(Aim of the exercise)
Output each entry exactly; skip nothing.

* Begin *

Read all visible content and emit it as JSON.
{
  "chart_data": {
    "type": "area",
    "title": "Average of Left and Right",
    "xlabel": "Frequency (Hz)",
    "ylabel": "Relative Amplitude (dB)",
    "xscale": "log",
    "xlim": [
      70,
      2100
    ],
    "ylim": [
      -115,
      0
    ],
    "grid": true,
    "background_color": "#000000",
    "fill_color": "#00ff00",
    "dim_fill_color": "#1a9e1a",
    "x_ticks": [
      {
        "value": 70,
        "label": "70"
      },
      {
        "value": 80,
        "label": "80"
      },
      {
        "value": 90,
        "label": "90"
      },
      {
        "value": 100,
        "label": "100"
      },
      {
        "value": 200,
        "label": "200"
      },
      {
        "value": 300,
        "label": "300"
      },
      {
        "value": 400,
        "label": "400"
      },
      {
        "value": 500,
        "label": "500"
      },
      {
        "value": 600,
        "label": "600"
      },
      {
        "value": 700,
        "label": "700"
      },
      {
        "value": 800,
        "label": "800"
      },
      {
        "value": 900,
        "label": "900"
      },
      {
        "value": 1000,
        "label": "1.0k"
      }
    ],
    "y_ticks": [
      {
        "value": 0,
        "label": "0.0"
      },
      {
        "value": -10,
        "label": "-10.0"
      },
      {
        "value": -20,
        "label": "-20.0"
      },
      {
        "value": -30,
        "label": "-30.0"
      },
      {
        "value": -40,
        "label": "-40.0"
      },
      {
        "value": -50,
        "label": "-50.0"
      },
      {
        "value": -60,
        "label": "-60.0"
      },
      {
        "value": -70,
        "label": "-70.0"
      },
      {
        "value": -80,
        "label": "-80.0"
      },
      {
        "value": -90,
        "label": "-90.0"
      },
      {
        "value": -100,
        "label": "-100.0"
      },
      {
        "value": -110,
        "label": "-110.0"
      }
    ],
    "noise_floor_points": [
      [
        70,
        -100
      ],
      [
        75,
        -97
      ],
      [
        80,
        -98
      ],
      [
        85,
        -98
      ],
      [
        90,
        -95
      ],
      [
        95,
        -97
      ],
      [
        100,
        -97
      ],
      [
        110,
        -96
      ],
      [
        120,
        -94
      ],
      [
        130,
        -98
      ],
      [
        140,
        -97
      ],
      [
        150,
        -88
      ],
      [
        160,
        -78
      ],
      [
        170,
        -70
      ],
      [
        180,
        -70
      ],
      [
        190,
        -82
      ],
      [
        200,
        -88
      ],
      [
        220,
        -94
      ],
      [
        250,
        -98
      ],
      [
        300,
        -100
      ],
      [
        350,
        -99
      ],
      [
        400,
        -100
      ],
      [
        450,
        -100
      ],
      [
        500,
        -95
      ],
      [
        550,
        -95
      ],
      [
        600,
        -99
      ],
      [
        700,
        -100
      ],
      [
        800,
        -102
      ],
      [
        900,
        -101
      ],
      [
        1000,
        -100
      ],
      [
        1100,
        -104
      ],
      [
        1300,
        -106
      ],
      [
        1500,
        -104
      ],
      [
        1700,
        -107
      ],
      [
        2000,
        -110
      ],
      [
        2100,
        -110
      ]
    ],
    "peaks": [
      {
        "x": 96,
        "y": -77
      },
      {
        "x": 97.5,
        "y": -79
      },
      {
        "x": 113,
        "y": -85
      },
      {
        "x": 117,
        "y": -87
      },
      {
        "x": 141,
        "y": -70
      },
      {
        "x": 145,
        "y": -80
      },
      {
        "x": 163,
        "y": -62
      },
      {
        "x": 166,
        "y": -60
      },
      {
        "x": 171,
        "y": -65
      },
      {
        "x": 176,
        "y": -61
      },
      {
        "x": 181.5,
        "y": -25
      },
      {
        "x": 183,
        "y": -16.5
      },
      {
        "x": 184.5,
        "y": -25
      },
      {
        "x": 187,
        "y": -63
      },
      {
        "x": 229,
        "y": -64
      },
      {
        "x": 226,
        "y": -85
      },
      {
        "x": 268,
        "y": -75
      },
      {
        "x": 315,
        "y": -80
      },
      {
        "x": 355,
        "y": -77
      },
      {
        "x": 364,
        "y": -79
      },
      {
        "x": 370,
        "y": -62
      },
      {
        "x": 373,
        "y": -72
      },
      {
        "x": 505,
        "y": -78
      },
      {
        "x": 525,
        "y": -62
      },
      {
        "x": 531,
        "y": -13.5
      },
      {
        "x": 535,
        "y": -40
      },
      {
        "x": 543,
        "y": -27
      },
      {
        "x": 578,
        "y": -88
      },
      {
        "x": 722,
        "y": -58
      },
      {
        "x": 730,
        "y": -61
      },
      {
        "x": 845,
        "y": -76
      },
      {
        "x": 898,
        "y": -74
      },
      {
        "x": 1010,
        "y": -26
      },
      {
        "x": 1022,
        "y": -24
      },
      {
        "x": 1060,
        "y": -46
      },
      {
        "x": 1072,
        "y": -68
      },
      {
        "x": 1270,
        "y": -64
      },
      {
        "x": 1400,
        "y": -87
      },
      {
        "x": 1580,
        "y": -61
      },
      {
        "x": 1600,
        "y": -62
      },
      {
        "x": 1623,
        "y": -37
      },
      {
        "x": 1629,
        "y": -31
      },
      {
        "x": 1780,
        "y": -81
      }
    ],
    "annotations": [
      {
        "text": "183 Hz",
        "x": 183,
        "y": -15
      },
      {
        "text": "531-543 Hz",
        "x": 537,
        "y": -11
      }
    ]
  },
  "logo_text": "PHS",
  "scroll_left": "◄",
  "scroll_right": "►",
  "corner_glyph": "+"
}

* End *

(Result below)
Read all visible content and emit it as JSON.
{
  "chart_data": {
    "type": "area",
    "title": "Average of Left and Right",
    "xlabel": "Frequency (Hz)",
    "ylabel": "Relative Amplitude (dB)",
    "xscale": "log",
    "xlim": [
      70,
      2100
    ],
    "ylim": [
      -115,
      0
    ],
    "grid": true,
    "background_color": "#000000",
    "fill_color": "#00ff00",
    "dim_fill_color": "#1a9e1a",
    "x_ticks": [
      {
        "value": 70,
        "label": "70"
      },
      {
        "value": 80,
        "label": "80"
      },
      {
        "value": 90,
        "label": "90"
      },
      {
        "value": 100,
        "label": "100"
      },
      {
        "value": 200,
        "label": "200"
      },
      {
        "value": 300,
        "label": "300"
      },
      {
        "value": 400,
        "label": "400"
      },
      {
        "value": 500,
        "label": "500"
      },
      {
        "value": 600,
        "label": "600"
      },
      {
        "value": 700,
        "label": "700"
      },
      {
        "value": 800,
        "label": "800"
      },
      {
        "value": 900,
        "label": "900"
      },
      {
        "value": 1000,
        "label": "1.0k"
      }
    ],
    "y_ticks": [
      {
        "value": 0,
        "label": "0.0"
      },
      {
        "value": -10,
        "label": "-10.0"
      },
      {
        "value": -20,
        "label": "-20.0"
      },
      {
        "value": -30,
        "label": "-30.0"
      },
      {
        "value": -40,
        "label": "-40.0"
      },
      {
        "value": -50,
        "label": "-50.0"
      },
      {
        "value": -60,
        "label": "-60.0"
      },
      {
        "value": -70,
        "label": "-70.0"
      },
      {
        "value": -80,
        "label": "-80.0"
      },
      {
        "value": -90,
        "label": "-90.0"
      },
      {
        "value": -100,
        "label": "-100.0"
      },
      {
        "value": -110,
        "label": "-110.0"
      }
    ],
    "noise_floor_points": [
      [
        70,
        -100
      ],
      [
        75,
        -97
      ],
      [
        80,
        -98
      ],
      [
        85,
        -98
      ],
      [
        90,
        -95
      ],
      [
        95,
        -97
      ],
      [
        100,
        -97
      ],
      [
        110,
        -96
      ],
      [
        120,
        -94
      ],
      [
        130,
        -98
      ],
      [
        140,
        -97
      ],
      [
        150,
        -88
      ],
      [
        160,
        -78
      ],
      [
        170,
        -70
      ],
      [
        180,
        -70
      ],
      [
        190,
        -82
      ],
      [
        200,
        -88
      ],
      [
        220,
        -94
      ],
      [
        250,
        -98
      ],
      [
        300,
        -100
      ],
      [
        350,
        -99
      ],
      [
        400,
        -100
      ],
      [
        450,
        -100
      ],
      [
        500,
        -95
      ],
      [
        550,
        -95
      ],
      [
        600,
        -99
      ],
      [
        700,
        -100
      ],
      [
        800,
        -102
      ],
      [
        900,
        -101
      ],
      [
        1000,
        -100
      ],
      [
        1100,
        -104
      ],
      [
        1300,
        -106
      ],
      [
        1500,
        -104
      ],
      [
        1700,
        -107
      ],
      [
        2000,
        -110
      ],
      [
        2100,
        -110
      ]
    ],
    "peaks": [
      {
        "x": 96,
        "y": -77
      },
      {
        "x": 97.5,
        "y": -79
      },
      {
        "x": 113,
        "y": -85
      },
      {
        "x": 117,
        "y": -87
      },
      {
        "x": 141,
        "y": -70
      },
      {
        "x": 145,
        "y": -80
      },
      {
        "x": 163,
        "y": -62
      },
      {
        "x": 166,
        "y": -60
      },
      {
        "x": 171,
        "y": -65
      },
      {
        "x": 176,
        "y": -61
      },
      {
        "x": 181.5,
        "y": -25
      },
      {
        "x": 183,
        "y": -16.5
      },
      {
        "x": 184.5,
        "y": -25
      },
      {
        "x": 187,
        "y": -63
      },
      {
        "x": 229,
        "y": -64
      },
      {
        "x": 226,
        "y": -85
      },
      {
        "x": 268,
        "y": -75
      },
      {
        "x": 315,
        "y": -80
      },
      {
        "x": 355,
        "y": -77
      },
      {
        "x": 364,
        "y": -79
      },
      {
        "x": 370,
        "y": -62
      },
      {
        "x": 373,
        "y": -72
      },
      {
        "x": 505,
        "y": -78
      },
      {
        "x": 525,
        "y": -62
      },
      {
        "x": 531,
        "y": -13.5
      },
      {
        "x": 535,
        "y": -40
      },
      {
        "x": 543,
        "y": -27
      },
      {
        "x": 578,
        "y": -88
      },
      {
        "x": 722,
        "y": -58
      },
      {
        "x": 730,
        "y": -61
      },
      {
        "x": 845,
        "y": -76
      },
      {
        "x": 898,
        "y": -74
      },
      {
        "x": 1010,
        "y": -26
      },
      {
        "x": 1022,
        "y": -24
      },
      {
        "x": 1060,
        "y": -46
      },
      {
        "x": 1072,
        "y": -68
      },
      {
        "x": 1270,
        "y": -64
      },
      {
        "x": 1400,
        "y": -87
      },
      {
        "x": 1580,
        "y": -61
      },
      {
        "x": 1600,
        "y": -62
      },
      {
        "x": 1623,
        "y": -37
      },
      {
        "x": 1629,
        "y": -31
      },
      {
        "x": 1780,
        "y": -81
      }
    ],
    "annotations": [
      {
        "text": "183 Hz",
        "x": 183,
        "y": -15
      },
      {
        "text": "531-543 Hz",
        "x": 537,
        "y": -11
      }
    ]
  },
  "logo_text": "PHS",
  "scroll_left": "◄",
  "scroll_right": "►",
  "corner_glyph": "+"
}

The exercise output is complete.